**RECORDS FOR THE TASK:**
## start
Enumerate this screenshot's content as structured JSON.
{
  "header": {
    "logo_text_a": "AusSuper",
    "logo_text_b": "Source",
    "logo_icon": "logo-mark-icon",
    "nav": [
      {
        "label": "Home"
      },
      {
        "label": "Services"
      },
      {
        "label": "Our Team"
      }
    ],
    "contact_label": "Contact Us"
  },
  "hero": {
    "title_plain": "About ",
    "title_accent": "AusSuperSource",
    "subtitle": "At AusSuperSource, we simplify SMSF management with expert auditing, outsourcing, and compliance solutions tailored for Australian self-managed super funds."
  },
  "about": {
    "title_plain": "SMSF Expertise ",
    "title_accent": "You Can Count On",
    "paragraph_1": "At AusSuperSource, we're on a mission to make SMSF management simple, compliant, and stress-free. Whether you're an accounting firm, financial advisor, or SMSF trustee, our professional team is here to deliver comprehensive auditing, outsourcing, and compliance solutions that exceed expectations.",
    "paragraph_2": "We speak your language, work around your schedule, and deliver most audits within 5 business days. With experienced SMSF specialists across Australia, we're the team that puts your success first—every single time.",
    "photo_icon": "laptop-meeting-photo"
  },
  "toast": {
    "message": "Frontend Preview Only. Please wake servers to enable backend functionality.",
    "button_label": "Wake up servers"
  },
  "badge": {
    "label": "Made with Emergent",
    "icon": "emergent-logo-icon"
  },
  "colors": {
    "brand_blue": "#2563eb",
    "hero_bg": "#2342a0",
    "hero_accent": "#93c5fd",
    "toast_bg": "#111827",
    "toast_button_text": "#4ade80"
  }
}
## end
**GIVEN REQUEST:**
Return the whole listing exactly, with every line included.

**RESULT FOR THIS TASK:**
Enumerate this screenshot's content as structured JSON.
{
  "header": {
    "logo_text_a": "AusSuper",
    "logo_text_b": "Source",
    "logo_icon": "logo-mark-icon",
    "nav": [
      {
        "label": "Home"
      },
      {
        "label": "Services"
      },
      {
        "label": "Our Team"
      }
    ],
    "contact_label": "Contact Us"
  },
  "hero": {
    "title_plain": "About ",
    "title_accent": "AusSuperSource",
    "subtitle": "At AusSuperSource, we simplify SMSF management with expert auditing, outsourcing, and compliance solutions tailored for Australian self-managed super funds."
  },
  "about": {
    "title_plain": "SMSF Expertise ",
    "title_accent": "You Can Count On",
    "paragraph_1": "At AusSuperSource, we're on a mission to make SMSF management simple, compliant, and stress-free. Whether you're an accounting firm, financial advisor, or SMSF trustee, our professional team is here to deliver comprehensive auditing, outsourcing, and compliance solutions that exceed expectations.",
    "paragraph_2": "We speak your language, work around your schedule, and deliver most audits within 5 business days. With experienced SMSF specialists across Australia, we're the team that puts your success first—every single time.",
    "photo_icon": "laptop-meeting-photo"
  },
  "toast": {
    "message": "Frontend Preview Only. Please wake servers to enable backend functionality.",
    "button_label": "Wake up servers"
  },
  "badge": {
    "label": "Made with Emergent",
    "icon": "emergent-logo-icon"
  },
  "colors": {
    "brand_blue": "#2563eb",
    "hero_bg": "#2342a0",
    "hero_accent": "#93c5fd",
    "toast_bg": "#111827",
    "toast_button_text": "#4ade80"
  }
}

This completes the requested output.